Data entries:
┄┄┄┄┄┄
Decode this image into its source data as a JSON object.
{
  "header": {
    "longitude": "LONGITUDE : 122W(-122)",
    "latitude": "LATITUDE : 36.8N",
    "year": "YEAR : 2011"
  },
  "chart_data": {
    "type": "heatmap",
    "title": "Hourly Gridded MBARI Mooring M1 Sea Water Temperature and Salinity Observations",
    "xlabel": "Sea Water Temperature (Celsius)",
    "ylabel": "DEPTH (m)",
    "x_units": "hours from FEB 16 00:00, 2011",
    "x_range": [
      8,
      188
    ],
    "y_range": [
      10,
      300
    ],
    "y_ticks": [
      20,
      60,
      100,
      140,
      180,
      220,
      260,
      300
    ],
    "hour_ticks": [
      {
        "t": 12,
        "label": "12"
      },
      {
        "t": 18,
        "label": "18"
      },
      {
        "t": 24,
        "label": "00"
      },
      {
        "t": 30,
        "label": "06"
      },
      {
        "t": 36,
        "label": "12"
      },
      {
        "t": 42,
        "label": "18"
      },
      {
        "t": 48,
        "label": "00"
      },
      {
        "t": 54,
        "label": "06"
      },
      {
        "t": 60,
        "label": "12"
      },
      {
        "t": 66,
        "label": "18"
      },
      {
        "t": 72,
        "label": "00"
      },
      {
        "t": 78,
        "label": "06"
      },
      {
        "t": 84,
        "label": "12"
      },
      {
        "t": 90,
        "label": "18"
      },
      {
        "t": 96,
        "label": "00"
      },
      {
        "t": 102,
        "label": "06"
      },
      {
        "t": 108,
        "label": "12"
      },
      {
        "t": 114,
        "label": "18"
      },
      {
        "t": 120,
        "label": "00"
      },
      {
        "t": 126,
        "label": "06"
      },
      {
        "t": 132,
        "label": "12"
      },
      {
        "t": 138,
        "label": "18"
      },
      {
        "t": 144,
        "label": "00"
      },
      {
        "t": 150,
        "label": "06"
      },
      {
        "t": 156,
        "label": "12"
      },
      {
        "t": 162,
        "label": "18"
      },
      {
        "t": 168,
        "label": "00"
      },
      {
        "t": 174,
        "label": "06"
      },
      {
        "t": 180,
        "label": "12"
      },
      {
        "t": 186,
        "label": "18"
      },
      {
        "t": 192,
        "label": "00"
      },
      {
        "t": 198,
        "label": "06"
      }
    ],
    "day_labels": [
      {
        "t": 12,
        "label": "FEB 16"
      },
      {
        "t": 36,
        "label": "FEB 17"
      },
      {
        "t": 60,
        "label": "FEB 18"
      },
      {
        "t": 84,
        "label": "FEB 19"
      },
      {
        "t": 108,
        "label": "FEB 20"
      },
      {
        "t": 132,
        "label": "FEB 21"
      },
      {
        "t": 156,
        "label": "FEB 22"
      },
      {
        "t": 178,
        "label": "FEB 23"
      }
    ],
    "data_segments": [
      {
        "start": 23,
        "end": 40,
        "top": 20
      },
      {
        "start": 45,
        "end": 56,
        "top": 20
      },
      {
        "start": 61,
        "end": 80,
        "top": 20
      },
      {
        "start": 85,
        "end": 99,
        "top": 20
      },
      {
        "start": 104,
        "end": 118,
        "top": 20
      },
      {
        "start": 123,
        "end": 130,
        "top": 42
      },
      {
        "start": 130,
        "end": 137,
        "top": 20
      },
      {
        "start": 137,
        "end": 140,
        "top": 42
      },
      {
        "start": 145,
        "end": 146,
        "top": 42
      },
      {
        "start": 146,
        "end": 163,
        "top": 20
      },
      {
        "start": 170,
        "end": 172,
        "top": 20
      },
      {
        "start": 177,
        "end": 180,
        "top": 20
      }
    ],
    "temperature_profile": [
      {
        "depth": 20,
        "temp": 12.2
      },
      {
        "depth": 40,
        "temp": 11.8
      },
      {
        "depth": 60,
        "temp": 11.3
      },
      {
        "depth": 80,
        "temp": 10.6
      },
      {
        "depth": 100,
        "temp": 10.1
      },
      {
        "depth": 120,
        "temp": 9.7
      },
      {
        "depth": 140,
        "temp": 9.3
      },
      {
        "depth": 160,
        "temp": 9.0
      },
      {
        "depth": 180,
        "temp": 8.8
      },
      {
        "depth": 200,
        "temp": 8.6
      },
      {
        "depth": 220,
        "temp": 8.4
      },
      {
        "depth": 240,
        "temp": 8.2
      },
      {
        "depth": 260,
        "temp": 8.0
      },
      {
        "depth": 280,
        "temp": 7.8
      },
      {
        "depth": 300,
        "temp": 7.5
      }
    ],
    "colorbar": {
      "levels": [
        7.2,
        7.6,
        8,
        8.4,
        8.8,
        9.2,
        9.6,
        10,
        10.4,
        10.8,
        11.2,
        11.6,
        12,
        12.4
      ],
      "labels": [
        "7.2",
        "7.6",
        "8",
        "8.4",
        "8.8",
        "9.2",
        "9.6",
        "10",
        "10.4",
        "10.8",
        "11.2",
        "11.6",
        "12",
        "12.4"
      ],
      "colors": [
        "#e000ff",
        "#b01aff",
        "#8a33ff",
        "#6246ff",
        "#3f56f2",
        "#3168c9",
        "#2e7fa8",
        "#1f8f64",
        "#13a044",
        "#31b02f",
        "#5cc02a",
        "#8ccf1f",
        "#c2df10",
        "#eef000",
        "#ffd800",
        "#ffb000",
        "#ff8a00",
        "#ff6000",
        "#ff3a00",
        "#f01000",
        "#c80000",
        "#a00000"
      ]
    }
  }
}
┄┄┄┄┄┄
WORK REQUIRED: Each line above must be printed exactly as it appears.

ANSWER TO THE PROBLEM:
Decode this image into its source data as a JSON object.
{
  "header": {
    "longitude": "LONGITUDE : 122W(-122)",
    "latitude": "LATITUDE : 36.8N",
    "year": "YEAR : 2011"
  },
  "chart_data": {
    "type": "heatmap",
    "title": "Hourly Gridded MBARI Mooring M1 Sea Water Temperature and Salinity Observations",
    "xlabel": "Sea Water Temperature (Celsius)",
    "ylabel": "DEPTH (m)",
    "x_units": "hours from FEB 16 00:00, 2011",
    "x_range": [
      8,
      188
    ],
    "y_range": [
      10,
      300
    ],
    "y_ticks": [
      20,
      60,
      100,
      140,
      180,
      220,
      260,
      300
    ],
    "hour_ticks": [
      {
        "t": 12,
        "label": "12"
      },
      {
        "t": 18,
        "label": "18"
      },
      {
        "t": 24,
        "label": "00"
      },
      {
        "t": 30,
        "label": "06"
      },
      {
        "t": 36,
        "label": "12"
      },
      {
        "t": 42,
        "label": "18"
      },
      {
        "t": 48,
        "label": "00"
      },
      {
        "t": 54,
        "label": "06"
      },
      {
        "t": 60,
        "label": "12"
      },
      {
        "t": 66,
        "label": "18"
      },
      {
        "t": 72,
        "label": "00"
      },
      {
        "t": 78,
        "label": "06"
      },
      {
        "t": 84,
        "label": "12"
      },
      {
        "t": 90,
        "label": "18"
      },
      {
        "t": 96,
        "label": "00"
      },
      {
        "t": 102,
        "label": "06"
      },
      {
        "t": 108,
        "label": "12"
      },
      {
        "t": 114,
        "label": "18"
      },
      {
        "t": 120,
        "label": "00"
      },
      {
        "t": 126,
        "label": "06"
      },
      {
        "t": 132,
        "label": "12"
      },
      {
        "t": 138,
        "label": "18"
      },
      {
        "t": 144,
        "label": "00"
      },
      {
        "t": 150,
        "label": "06"
      },
      {
        "t": 156,
        "label": "12"
      },
      {
        "t": 162,
        "label": "18"
      },
      {
        "t": 168,
        "label": "00"
      },
      {
        "t": 174,
        "label": "06"
      },
      {
        "t": 180,
        "label": "12"
      },
      {
        "t": 186,
        "label": "18"
      },
      {
        "t": 192,
        "label": "00"
      },
      {
        "t": 198,
        "label": "06"
      }
    ],
    "day_labels": [
      {
        "t": 12,
        "label": "FEB 16"
      },
      {
        "t": 36,
        "label": "FEB 17"
      },
      {
        "t": 60,
        "label": "FEB 18"
      },
      {
        "t": 84,
        "label": "FEB 19"
      },
      {
        "t": 108,
        "label": "FEB 20"
      },
      {
        "t": 132,
        "label": "FEB 21"
      },
      {
        "t": 156,
        "label": "FEB 22"
      },
      {
        "t": 178,
        "label": "FEB 23"
      }
    ],
    "data_segments": [
      {
        "start": 23,
        "end": 40,
        "top": 20
      },
      {
        "start": 45,
        "end": 56,
        "top": 20
      },
      {
        "start": 61,
        "end": 80,
        "top": 20
      },
      {
        "start": 85,
        "end": 99,
        "top": 20
      },
      {
        "start": 104,
        "end": 118,
        "top": 20
      },
      {
        "start": 123,
        "end": 130,
        "top": 42
      },
      {
        "start": 130,
        "end": 137,
        "top": 20
      },
      {
        "start": 137,
        "end": 140,
        "top": 42
      },
      {
        "start": 145,
        "end": 146,
        "top": 42
      },
      {
        "start": 146,
        "end": 163,
        "top": 20
      },
      {
        "start": 170,
        "end": 172,
        "top": 20
      },
      {
        "start": 177,
        "end": 180,
        "top": 20
      }
    ],
    "temperature_profile": [
      {
        "depth": 20,
        "temp": 12.2
      },
      {
        "depth": 40,
        "temp": 11.8
      },
      {
        "depth": 60,
        "temp": 11.3
      },
      {
        "depth": 80,
        "temp": 10.6
      },
      {
        "depth": 100,
        "temp": 10.1
      },
      {
        "depth": 120,
        "temp": 9.7
      },
      {
        "depth": 140,
        "temp": 9.3
      },
      {
        "depth": 160,
        "temp": 9.0
      },
      {
        "depth": 180,
        "temp": 8.8
      },
      {
        "depth": 200,
        "temp": 8.6
      },
      {
        "depth": 220,
        "temp": 8.4
      },
      {
        "depth": 240,
        "temp": 8.2
      },
      {
        "depth": 260,
        "temp": 8.0
      },
      {
        "depth": 280,
        "temp": 7.8
      },
      {
        "depth": 300,
        "temp": 7.5
      }
    ],
    "colorbar": {
      "levels": [
        7.2,
        7.6,
        8,
        8.4,
        8.8,
        9.2,
        9.6,
        10,
        10.4,
        10.8,
        11.2,
        11.6,
        12,
        12.4
      ],
      "labels": [
        "7.2",
        "7.6",
        "8",
        "8.4",
        "8.8",
        "9.2",
        "9.6",
        "10",
        "10.4",
        "10.8",
        "11.2",
        "11.6",
        "12",
        "12.4"
      ],
      "colors": [
        "#e000ff",
        "#b01aff",
        "#8a33ff",
        "#6246ff",
        "#3f56f2",
        "#3168c9",
        "#2e7fa8",
        "#1f8f64",
        "#13a044",
        "#31b02f",
        "#5cc02a",
        "#8ccf1f",
        "#c2df10",
        "#eef000",
        "#ffd800",
        "#ffb000",
        "#ff8a00",
        "#ff6000",
        "#ff3a00",
        "#f01000",
        "#c80000",
        "#a00000"
      ]
    }
  }
}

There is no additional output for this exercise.